■ WHAT THIS TASK INVOLVES: Give the count of lines containing the string "溶剂萃取法和冰冻法", with no other output.

■ DATA LINES:
★ ★ ★ ★ ★

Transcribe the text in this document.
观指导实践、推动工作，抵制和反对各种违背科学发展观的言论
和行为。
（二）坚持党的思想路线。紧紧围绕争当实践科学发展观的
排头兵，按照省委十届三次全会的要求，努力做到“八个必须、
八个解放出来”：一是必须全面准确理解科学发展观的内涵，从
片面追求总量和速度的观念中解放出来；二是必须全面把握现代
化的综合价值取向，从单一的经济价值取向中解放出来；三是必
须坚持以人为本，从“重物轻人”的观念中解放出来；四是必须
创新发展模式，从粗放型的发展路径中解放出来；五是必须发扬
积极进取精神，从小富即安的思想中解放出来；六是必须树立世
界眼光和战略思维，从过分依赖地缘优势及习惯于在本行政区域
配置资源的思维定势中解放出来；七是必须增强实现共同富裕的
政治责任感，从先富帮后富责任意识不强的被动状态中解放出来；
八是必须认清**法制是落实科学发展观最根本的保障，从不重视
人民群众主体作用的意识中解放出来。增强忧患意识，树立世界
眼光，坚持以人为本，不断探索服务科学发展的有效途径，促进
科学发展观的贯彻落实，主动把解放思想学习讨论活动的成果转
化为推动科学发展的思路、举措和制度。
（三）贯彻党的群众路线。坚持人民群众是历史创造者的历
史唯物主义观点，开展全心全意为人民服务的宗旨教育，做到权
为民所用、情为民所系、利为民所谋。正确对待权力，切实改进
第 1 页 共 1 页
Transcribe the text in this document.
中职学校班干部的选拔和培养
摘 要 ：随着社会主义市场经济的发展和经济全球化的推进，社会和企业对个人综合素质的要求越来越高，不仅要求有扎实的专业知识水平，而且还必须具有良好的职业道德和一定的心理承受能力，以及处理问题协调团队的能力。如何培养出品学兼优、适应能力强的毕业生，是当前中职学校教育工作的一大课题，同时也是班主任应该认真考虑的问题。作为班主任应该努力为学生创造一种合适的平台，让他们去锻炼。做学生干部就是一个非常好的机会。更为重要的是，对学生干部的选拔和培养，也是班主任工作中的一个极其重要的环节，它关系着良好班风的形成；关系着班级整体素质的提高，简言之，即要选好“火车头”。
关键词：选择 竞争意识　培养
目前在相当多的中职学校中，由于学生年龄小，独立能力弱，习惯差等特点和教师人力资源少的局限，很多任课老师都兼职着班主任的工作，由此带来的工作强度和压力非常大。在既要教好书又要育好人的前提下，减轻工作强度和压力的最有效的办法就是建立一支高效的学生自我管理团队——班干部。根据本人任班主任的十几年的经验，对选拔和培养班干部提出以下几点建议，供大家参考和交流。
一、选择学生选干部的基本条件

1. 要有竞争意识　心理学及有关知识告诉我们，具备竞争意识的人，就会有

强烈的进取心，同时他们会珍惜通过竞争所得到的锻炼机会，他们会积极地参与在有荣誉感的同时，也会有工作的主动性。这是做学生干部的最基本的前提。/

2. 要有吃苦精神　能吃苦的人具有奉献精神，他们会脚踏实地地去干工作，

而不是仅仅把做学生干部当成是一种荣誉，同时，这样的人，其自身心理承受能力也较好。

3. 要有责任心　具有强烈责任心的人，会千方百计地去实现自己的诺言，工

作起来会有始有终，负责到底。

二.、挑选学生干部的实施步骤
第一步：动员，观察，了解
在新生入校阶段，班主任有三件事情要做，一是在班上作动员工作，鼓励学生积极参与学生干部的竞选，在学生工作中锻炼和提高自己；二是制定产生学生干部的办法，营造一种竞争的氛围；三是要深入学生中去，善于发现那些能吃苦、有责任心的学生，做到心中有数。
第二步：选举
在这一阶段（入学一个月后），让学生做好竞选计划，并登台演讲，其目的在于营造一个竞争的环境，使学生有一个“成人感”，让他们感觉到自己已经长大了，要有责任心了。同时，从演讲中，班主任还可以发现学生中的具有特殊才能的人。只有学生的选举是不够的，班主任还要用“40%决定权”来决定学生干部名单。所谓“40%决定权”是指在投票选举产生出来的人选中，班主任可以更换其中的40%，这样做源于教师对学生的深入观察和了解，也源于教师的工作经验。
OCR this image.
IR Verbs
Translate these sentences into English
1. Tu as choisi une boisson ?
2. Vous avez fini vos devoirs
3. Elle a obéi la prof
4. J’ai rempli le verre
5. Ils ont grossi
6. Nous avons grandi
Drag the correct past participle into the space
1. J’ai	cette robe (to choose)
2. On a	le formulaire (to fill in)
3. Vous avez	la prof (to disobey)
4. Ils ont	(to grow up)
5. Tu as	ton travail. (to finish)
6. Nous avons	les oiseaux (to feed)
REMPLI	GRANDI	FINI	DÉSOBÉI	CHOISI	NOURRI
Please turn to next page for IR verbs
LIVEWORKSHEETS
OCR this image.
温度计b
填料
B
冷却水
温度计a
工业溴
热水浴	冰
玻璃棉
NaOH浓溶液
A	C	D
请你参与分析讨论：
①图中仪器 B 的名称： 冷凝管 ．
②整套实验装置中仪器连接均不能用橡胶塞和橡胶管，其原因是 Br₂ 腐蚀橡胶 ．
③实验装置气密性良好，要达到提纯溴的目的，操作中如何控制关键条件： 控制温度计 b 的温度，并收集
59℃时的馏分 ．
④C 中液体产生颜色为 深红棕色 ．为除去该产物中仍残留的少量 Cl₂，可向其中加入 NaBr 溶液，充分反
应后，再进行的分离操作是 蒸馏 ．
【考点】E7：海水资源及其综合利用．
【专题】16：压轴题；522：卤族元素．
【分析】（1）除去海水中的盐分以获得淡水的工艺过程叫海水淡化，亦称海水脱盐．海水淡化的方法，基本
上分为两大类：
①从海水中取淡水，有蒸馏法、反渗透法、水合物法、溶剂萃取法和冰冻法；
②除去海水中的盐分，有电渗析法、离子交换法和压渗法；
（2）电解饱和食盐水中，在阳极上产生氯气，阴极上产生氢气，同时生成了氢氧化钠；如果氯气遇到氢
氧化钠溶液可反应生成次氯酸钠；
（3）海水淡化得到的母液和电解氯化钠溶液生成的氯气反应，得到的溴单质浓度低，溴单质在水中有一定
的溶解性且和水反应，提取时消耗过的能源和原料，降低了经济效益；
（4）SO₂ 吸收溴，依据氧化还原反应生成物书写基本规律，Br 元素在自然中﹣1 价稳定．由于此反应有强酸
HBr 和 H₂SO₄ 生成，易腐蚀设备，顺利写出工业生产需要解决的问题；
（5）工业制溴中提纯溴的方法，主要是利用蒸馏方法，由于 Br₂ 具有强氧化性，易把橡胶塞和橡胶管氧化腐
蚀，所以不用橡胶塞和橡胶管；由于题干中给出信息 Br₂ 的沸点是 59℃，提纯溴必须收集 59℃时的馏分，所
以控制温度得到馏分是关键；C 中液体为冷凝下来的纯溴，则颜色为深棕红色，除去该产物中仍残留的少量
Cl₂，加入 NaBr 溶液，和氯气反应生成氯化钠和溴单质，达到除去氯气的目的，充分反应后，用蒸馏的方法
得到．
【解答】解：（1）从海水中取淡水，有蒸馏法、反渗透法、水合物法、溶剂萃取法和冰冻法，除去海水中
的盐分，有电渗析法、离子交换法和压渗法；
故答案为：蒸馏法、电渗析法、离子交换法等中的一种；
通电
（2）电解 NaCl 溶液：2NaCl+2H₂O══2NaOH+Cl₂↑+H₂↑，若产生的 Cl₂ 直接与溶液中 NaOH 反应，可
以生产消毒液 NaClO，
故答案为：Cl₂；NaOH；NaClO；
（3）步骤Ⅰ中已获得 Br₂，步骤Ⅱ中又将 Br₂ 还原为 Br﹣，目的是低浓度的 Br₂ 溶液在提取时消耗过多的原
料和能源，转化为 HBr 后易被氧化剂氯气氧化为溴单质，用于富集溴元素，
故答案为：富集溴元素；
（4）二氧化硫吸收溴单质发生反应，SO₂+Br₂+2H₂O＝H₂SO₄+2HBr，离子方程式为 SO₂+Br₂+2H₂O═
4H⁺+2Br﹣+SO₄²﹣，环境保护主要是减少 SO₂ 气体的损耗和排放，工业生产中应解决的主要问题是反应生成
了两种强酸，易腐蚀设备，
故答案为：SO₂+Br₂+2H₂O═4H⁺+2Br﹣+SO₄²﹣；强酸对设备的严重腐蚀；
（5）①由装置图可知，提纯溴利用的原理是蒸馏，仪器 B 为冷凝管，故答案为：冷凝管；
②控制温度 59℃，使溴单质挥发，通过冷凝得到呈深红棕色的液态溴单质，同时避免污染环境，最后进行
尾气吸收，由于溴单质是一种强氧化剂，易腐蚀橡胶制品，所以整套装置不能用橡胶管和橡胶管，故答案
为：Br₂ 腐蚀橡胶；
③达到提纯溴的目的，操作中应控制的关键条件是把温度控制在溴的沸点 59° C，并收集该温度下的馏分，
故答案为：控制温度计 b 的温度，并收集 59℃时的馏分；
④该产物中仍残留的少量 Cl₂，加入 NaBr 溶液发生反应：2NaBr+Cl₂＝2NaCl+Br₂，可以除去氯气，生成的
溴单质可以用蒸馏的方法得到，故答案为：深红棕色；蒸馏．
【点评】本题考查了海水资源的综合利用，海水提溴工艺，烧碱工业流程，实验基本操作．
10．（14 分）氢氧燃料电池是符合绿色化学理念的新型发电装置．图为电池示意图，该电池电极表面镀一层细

★ ★ ★ ★ ★

■ ANSWER TO THIS EXERCISE: 2